▸ Stated exercise 1
Summarize the Perl scalar context excerpt in two sentences.
▸ Stated exercise 2
Reproduce the stretch of the Perl scalar context excerpt from "You could assign" through "literal is assigned.".
▸ Stated exercise 3
Answer these questions from the Perl scalar context excerpt.
(a) Which keyword declares a local variable?
(b) Which operator concatenates strings?
(c) What output is shown for 12 * 3.4?
== Selected excerpt ==
You could assign a value (called literal) to a scalar variable using the assignment operators (=). The scalar variable takes on the context of the literal assigned. For example, a variable takes on a string context if a string literal is assigned; takes on a numeric context if a numeric literal is assigned.

You can declare a local variable via the keyword my.

my $num = 123;      # numeric context
my $str = "Hello";  # string context

The context of the scalar is important because many operations are confined to a certain context, e.g., arithmetic operations (+, -, *, /) can be applied to numbers but not strings; strings can concatenate using "." operator; logical operations (and, or, not) are applied to boolean. Perl automatically converts between the different contexts as needed to perform an operation. In other word, the context of a scalar is determined by the operation. For example:

#!/usr/bin/env perl          # ScalarContextTest.pl
use strict;
use warnings;
my $num1 = 11;           # Numeric context
my $num2 = 22;           # Numeric context
my $str1 = 'Hello';      # String context
my $str2 = 'world';      # String context
my $str3 = '33';         # String context
my $str4 = '44';         # String context
   
print $num1 + $num2 , "\n";       # + takes numbers
print 12 * 3.4 , "\n";            # * takes numbers
print $str1 + $str2 , "\n";       # + takes numbers, not strings. Invalid output
print $str1 . " " . $str2 , "\n"; # . takes strings
print $str3 + $str4 , "\n";       # + takes numbers - String converted to numeric context
print "5.5" - 5 , "\n";           # - takes numbers - String converted to number
print $num1 . $num2 , "\n";       # . takes strings - Numbers converted to string
> perl ScalarContextTest.pl
33
40.8
Argument "world" isn't numeric in addition (+) at ScalarContextTest.pl line 13.
===
== Given data ==
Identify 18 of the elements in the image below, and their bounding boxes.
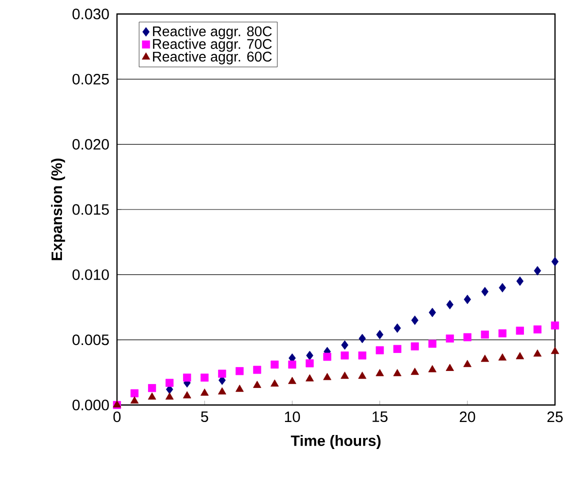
===
▸ Written answer 1
A scalar variable takes on the context of the literal assigned to it, numeric or string, and a local variable can be declared with the keyword my. Because many operations are confined to a certain context, Perl automatically converts between contexts as needed, so the context of a scalar is determined by the operation.

▸ Written answer 2
You could assign a value (called literal) to a scalar variable using the assignment operators (=). The scalar variable takes on the context of the literal assigned. For example, a variable takes on a string context if a string literal is assigned; takes on a numeric context if a numeric literal is assigned.

▸ Written answer 3
(a) my
(b) The "." operator
(c) 40.8